Exercise requirements – Write out every entry precisely as given, leaving the pictures out.

Material provided –
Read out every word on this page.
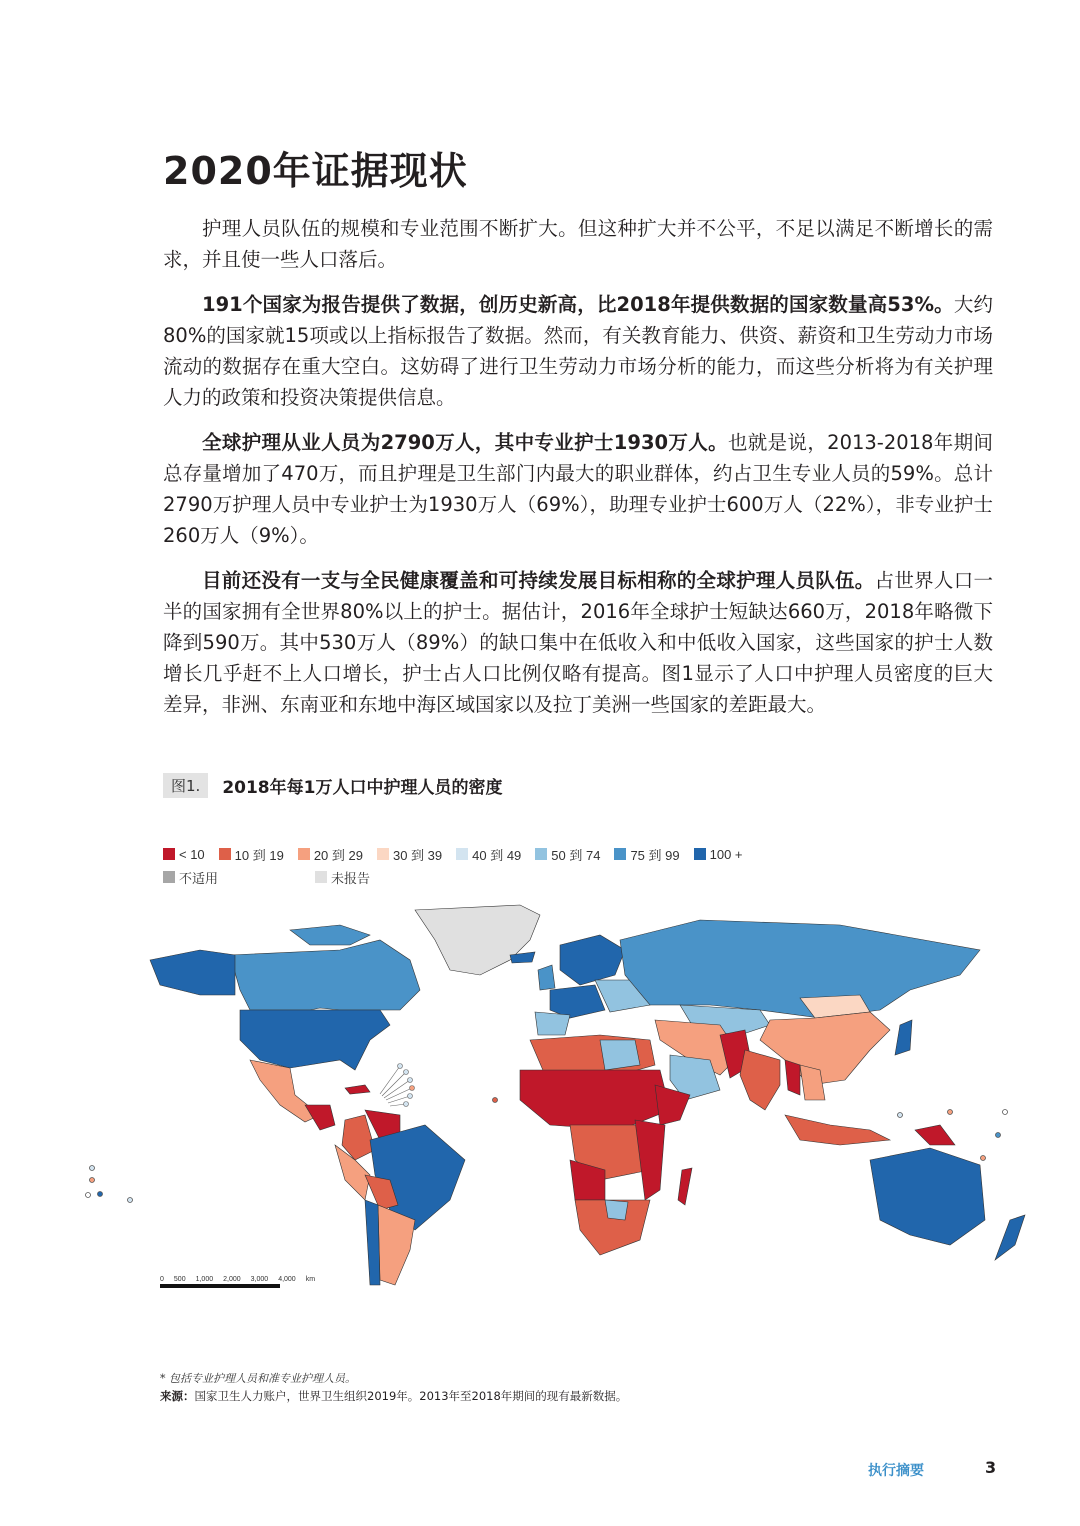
2020年证据现状

护理人员队伍的规模和专业范围不断扩大。但这种扩大并不公平，不足以满足不断增长的需求，并且使一些人口落后。

191个国家为报告提供了数据，创历史新高，比2018年提供数据的国家数量高53%。大约80%的国家就15项或以上指标报告了数据。然而，有关教育能力、供资、薪资和卫生劳动力市场流动的数据存在重大空白。这妨碍了进行卫生劳动力市场分析的能力，而这些分析将为有关护理人力的政策和投资决策提供信息。

全球护理从业人员为2790万人，其中专业护士1930万人。也就是说，2013-2018年期间总存量增加了470万，而且护理是卫生部门内最大的职业群体，约占卫生专业人员的59%。总计2790万护理人员中专业护士为1930万人（69%），助理专业护士600万人（22%），非专业护士260万人（9%）。

目前还没有一支与全民健康覆盖和可持续发展目标相称的全球护理人员队伍。占世界人口一半的国家拥有全世界80%以上的护士。据估计，2016年全球护士短缺达660万，2018年略微下降到590万。其中530万人（89%）的缺口集中在低收入和中低收入国家，这些国家的护士人数增长几乎赶不上人口增长，护士占人口比例仅略有提高。图1显示了人口中护理人员密度的巨大差异，非洲、东南亚和东地中海区域国家以及拉丁美洲一些国家的差距最大。

图1.	2018年每1万人口中护理人员的密度
< 10 10 到 19 20 到 29 30 到 39 40 到 49 50 到 74 75 到 99 100 +
不适用	未报告
0 500 1,000 2,000 3,000 4,000 km
* 包括专业护理人员和准专业护理人员。
来源：国家卫生人力账户，世界卫生组织2019年。2013年至2018年期间的现有最新数据。
执行摘要	3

Expected answer –
Read out every word on this page.
2020年证据现状

护理人员队伍的规模和专业范围不断扩大。但这种扩大并不公平，不足以满足不断增长的需求，并且使一些人口落后。

191个国家为报告提供了数据，创历史新高，比2018年提供数据的国家数量高53%。大约80%的国家就15项或以上指标报告了数据。然而，有关教育能力、供资、薪资和卫生劳动力市场流动的数据存在重大空白。这妨碍了进行卫生劳动力市场分析的能力，而这些分析将为有关护理人力的政策和投资决策提供信息。

全球护理从业人员为2790万人，其中专业护士1930万人。也就是说，2013-2018年期间总存量增加了470万，而且护理是卫生部门内最大的职业群体，约占卫生专业人员的59%。总计2790万护理人员中专业护士为1930万人（69%），助理专业护士600万人（22%），非专业护士260万人（9%）。

目前还没有一支与全民健康覆盖和可持续发展目标相称的全球护理人员队伍。占世界人口一半的国家拥有全世界80%以上的护士。据估计，2016年全球护士短缺达660万，2018年略微下降到590万。其中530万人（89%）的缺口集中在低收入和中低收入国家，这些国家的护士人数增长几乎赶不上人口增长，护士占人口比例仅略有提高。图1显示了人口中护理人员密度的巨大差异，非洲、东南亚和东地中海区域国家以及拉丁美洲一些国家的差距最大。

图1.	2018年每1万人口中护理人员的密度
< 10 10 到 19 20 到 29 30 到 39 40 到 49 50 到 74 75 到 99 100 +
不适用	未报告
0 500 1,000 2,000 3,000 4,000 km
* 包括专业护理人员和准专业护理人员。
来源：国家卫生人力账户，世界卫生组织2019年。2013年至2018年期间的现有最新数据。
执行摘要	3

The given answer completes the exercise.